*What you will do*. Repeat all of the data precisely.

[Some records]
********

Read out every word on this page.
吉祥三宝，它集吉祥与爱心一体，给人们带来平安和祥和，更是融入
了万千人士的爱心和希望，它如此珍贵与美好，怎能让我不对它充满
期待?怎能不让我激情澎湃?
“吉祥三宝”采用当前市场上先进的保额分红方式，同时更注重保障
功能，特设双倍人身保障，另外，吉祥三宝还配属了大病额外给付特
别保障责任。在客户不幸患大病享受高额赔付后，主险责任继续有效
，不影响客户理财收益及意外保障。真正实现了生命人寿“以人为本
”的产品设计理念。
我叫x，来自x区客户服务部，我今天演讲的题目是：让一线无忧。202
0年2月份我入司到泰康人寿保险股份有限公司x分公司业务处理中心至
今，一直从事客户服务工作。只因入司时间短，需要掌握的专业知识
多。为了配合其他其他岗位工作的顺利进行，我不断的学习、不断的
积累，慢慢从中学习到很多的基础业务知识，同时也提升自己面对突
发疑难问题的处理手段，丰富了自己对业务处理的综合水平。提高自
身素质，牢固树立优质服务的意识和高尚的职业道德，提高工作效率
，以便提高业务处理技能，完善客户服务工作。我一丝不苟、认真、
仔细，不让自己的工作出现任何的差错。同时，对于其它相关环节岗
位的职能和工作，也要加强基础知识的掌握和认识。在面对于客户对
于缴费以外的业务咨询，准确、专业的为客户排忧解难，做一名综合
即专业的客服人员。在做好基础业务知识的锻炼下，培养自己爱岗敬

********

*Output below*.
Read out every word on this page.
吉祥三宝，它集吉祥与爱心一体，给人们带来平安和祥和，更是融入
了万千人士的爱心和希望，它如此珍贵与美好，怎能让我不对它充满
期待?怎能不让我激情澎湃?
“吉祥三宝”采用当前市场上先进的保额分红方式，同时更注重保障
功能，特设双倍人身保障，另外，吉祥三宝还配属了大病额外给付特
别保障责任。在客户不幸患大病享受高额赔付后，主险责任继续有效
，不影响客户理财收益及意外保障。真正实现了生命人寿“以人为本
”的产品设计理念。
我叫x，来自x区客户服务部，我今天演讲的题目是：让一线无忧。202
0年2月份我入司到泰康人寿保险股份有限公司x分公司业务处理中心至
今，一直从事客户服务工作。只因入司时间短，需要掌握的专业知识
多。为了配合其他其他岗位工作的顺利进行，我不断的学习、不断的
积累，慢慢从中学习到很多的基础业务知识，同时也提升自己面对突
发疑难问题的处理手段，丰富了自己对业务处理的综合水平。提高自
身素质，牢固树立优质服务的意识和高尚的职业道德，提高工作效率
，以便提高业务处理技能，完善客户服务工作。我一丝不苟、认真、
仔细，不让自己的工作出现任何的差错。同时，对于其它相关环节岗
位的职能和工作，也要加强基础知识的掌握和认识。在面对于客户对
于缴费以外的业务咨询，准确、专业的为客户排忧解难，做一名综合
即专业的客服人员。在做好基础业务知识的锻炼下，培养自己爱岗敬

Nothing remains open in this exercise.